§ **Your task**:
Find the lines holding the string "subtitle" in the data, then copy all of them.

<<<<

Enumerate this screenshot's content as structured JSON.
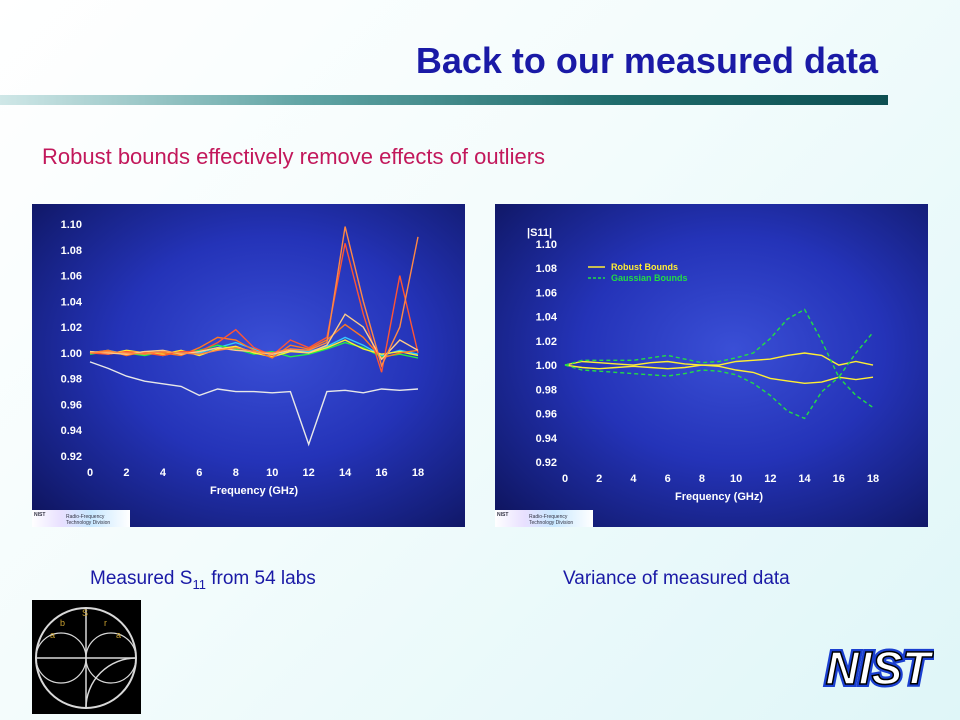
{
  "slide": {
    "title": "Back to our measured data",
    "subtitle": "Robust bounds effectively remove effects of outliers",
    "caption_left_prefix": "Measured S",
    "caption_left_sub": "11",
    "caption_left_suffix": " from 54 labs",
    "caption_right": "Variance of measured data",
    "badge_org": "NIST",
    "badge_division": "Radio-Frequency Technology Division",
    "nist_logo_text": "NIST",
    "smith_letters": [
      "b",
      "r",
      "S",
      "a",
      "a"
    ]
  },
  "colors": {
    "title": "#1a1aa6",
    "subtitle": "#c2185b",
    "robust": "#ffee33",
    "gaussian": "#22dd44",
    "panel_bg": "#2433b8"
  },
  "chart_data": [
    {
      "type": "line",
      "title": "",
      "xlabel": "Frequency (GHz)",
      "ylabel": "",
      "xlim": [
        0,
        18
      ],
      "ylim": [
        0.92,
        1.1
      ],
      "xticks": [
        "0",
        "2",
        "4",
        "6",
        "8",
        "10",
        "12",
        "14",
        "16",
        "18"
      ],
      "yticks": [
        "1.10",
        "1.08",
        "1.06",
        "1.04",
        "1.02",
        "1.00",
        "0.98",
        "0.96",
        "0.94",
        "0.92"
      ],
      "grid": false,
      "series": [
        {
          "color": "#33ccff",
          "x": [
            0,
            1,
            2,
            3,
            4,
            5,
            6,
            7,
            8,
            9,
            10,
            11,
            12,
            13,
            14,
            15,
            16,
            17,
            18
          ],
          "y": [
            1.0,
            1.002,
            0.999,
            1.001,
            0.998,
            1.001,
            1.0,
            1.004,
            1.008,
            1.003,
            0.998,
            1.002,
            1.001,
            1.005,
            1.012,
            1.006,
            0.998,
            1.002,
            0.999
          ]
        },
        {
          "color": "#22ee44",
          "x": [
            0,
            1,
            2,
            3,
            4,
            5,
            6,
            7,
            8,
            9,
            10,
            11,
            12,
            13,
            14,
            15,
            16,
            17,
            18
          ],
          "y": [
            0.999,
            1.001,
            1.0,
            0.998,
            1.001,
            0.999,
            1.002,
            1.006,
            1.003,
            0.999,
            1.001,
            0.997,
            0.999,
            1.003,
            1.008,
            1.004,
            0.997,
            0.999,
            0.996
          ]
        },
        {
          "color": "#ffee33",
          "x": [
            0,
            1,
            2,
            3,
            4,
            5,
            6,
            7,
            8,
            9,
            10,
            11,
            12,
            13,
            14,
            15,
            16,
            17,
            18
          ],
          "y": [
            1.001,
            0.999,
            1.002,
            1.0,
            0.999,
            1.002,
            0.998,
            1.003,
            1.005,
            1.0,
            0.997,
            1.001,
            1.0,
            1.004,
            1.01,
            1.003,
            0.999,
            1.001,
            0.998
          ]
        },
        {
          "color": "#ff7722",
          "x": [
            0,
            1,
            2,
            3,
            4,
            5,
            6,
            7,
            8,
            9,
            10,
            11,
            12,
            13,
            14,
            15,
            16,
            17,
            18
          ],
          "y": [
            1.0,
            1.002,
            0.998,
            1.001,
            1.0,
            0.998,
            1.004,
            1.012,
            1.01,
            1.002,
            0.996,
            1.006,
            1.003,
            1.01,
            1.022,
            1.012,
            0.996,
            1.0,
            1.002
          ]
        },
        {
          "color": "#ff5533",
          "x": [
            0,
            1,
            2,
            3,
            4,
            5,
            6,
            7,
            8,
            9,
            10,
            11,
            12,
            13,
            14,
            15,
            16,
            17,
            18
          ],
          "y": [
            1.0,
            0.999,
            1.001,
            1.0,
            0.998,
            1.001,
            1.001,
            1.008,
            1.018,
            1.004,
            0.998,
            1.01,
            1.004,
            1.012,
            1.085,
            1.03,
            0.985,
            1.06,
            1.0
          ]
        },
        {
          "color": "#ffcc88",
          "x": [
            0,
            1,
            2,
            3,
            4,
            5,
            6,
            7,
            8,
            9,
            10,
            11,
            12,
            13,
            14,
            15,
            16,
            17,
            18
          ],
          "y": [
            1.001,
            1.0,
            0.999,
            1.001,
            1.002,
            0.999,
            1.001,
            1.004,
            1.002,
            1.001,
            0.999,
            1.002,
            1.0,
            1.006,
            1.03,
            1.02,
            0.995,
            1.01,
            1.002
          ]
        },
        {
          "color": "#ff8844",
          "x": [
            0,
            1,
            2,
            3,
            4,
            5,
            6,
            7,
            8,
            9,
            10,
            11,
            12,
            13,
            14,
            15,
            16,
            17,
            18
          ],
          "y": [
            1.0,
            1.001,
            1.0,
            0.999,
            1.001,
            1.0,
            0.999,
            1.002,
            1.004,
            1.001,
            1.0,
            1.003,
            1.002,
            1.008,
            1.098,
            1.04,
            0.99,
            1.02,
            1.09
          ]
        },
        {
          "color": "#e8e8e8",
          "x": [
            0,
            1,
            2,
            3,
            4,
            5,
            6,
            7,
            8,
            9,
            10,
            11,
            12,
            13,
            14,
            15,
            16,
            17,
            18
          ],
          "y": [
            0.993,
            0.988,
            0.982,
            0.978,
            0.976,
            0.974,
            0.967,
            0.972,
            0.97,
            0.97,
            0.969,
            0.97,
            0.929,
            0.97,
            0.971,
            0.969,
            0.972,
            0.971,
            0.972
          ]
        }
      ]
    },
    {
      "type": "line",
      "title": "",
      "xlabel": "Frequency (GHz)",
      "ylabel": "|S11|",
      "xlim": [
        0,
        18
      ],
      "ylim": [
        0.92,
        1.1
      ],
      "xticks": [
        "0",
        "2",
        "4",
        "6",
        "8",
        "10",
        "12",
        "14",
        "16",
        "18"
      ],
      "yticks": [
        "1.10",
        "1.08",
        "1.06",
        "1.04",
        "1.02",
        "1.00",
        "0.98",
        "0.96",
        "0.94",
        "0.92"
      ],
      "grid": false,
      "legend_position": "top-left",
      "series": [
        {
          "name": "Robust Bounds",
          "color": "#ffee33",
          "dash": "solid",
          "x": [
            0,
            1,
            2,
            3,
            4,
            5,
            6,
            7,
            8,
            9,
            10,
            11,
            12,
            13,
            14,
            15,
            16,
            17,
            18
          ],
          "y": [
            1.0,
            1.003,
            1.002,
            1.001,
            1.0,
            1.002,
            1.003,
            1.001,
            1.0,
            1.0,
            1.003,
            1.004,
            1.005,
            1.008,
            1.01,
            1.008,
            1.0,
            1.003,
            1.0
          ]
        },
        {
          "name": "Robust Bounds",
          "color": "#ffee33",
          "dash": "solid",
          "x": [
            0,
            1,
            2,
            3,
            4,
            5,
            6,
            7,
            8,
            9,
            10,
            11,
            12,
            13,
            14,
            15,
            16,
            17,
            18
          ],
          "y": [
            1.0,
            0.998,
            0.997,
            0.998,
            0.999,
            0.998,
            0.997,
            0.998,
            1.0,
            0.999,
            0.996,
            0.994,
            0.989,
            0.987,
            0.985,
            0.986,
            0.99,
            0.988,
            0.99
          ]
        },
        {
          "name": "Gaussian Bounds",
          "color": "#22dd44",
          "dash": "dashed",
          "x": [
            0,
            1,
            2,
            3,
            4,
            5,
            6,
            7,
            8,
            9,
            10,
            11,
            12,
            13,
            14,
            15,
            16,
            17,
            18
          ],
          "y": [
            1.0,
            1.004,
            1.004,
            1.004,
            1.004,
            1.006,
            1.008,
            1.005,
            1.002,
            1.003,
            1.006,
            1.01,
            1.022,
            1.038,
            1.046,
            1.02,
            0.99,
            1.01,
            1.027
          ]
        },
        {
          "name": "Gaussian Bounds",
          "color": "#22dd44",
          "dash": "dashed",
          "x": [
            0,
            1,
            2,
            3,
            4,
            5,
            6,
            7,
            8,
            9,
            10,
            11,
            12,
            13,
            14,
            15,
            16,
            17,
            18
          ],
          "y": [
            1.0,
            0.996,
            0.995,
            0.994,
            0.993,
            0.992,
            0.991,
            0.993,
            0.996,
            0.995,
            0.992,
            0.985,
            0.975,
            0.962,
            0.956,
            0.978,
            0.99,
            0.975,
            0.965
          ]
        }
      ]
    }
  ]
}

>>>>

§ **Reply**:
    "subtitle": "Robust bounds effectively remove effects of outliers",
    "subtitle": "#c2185b",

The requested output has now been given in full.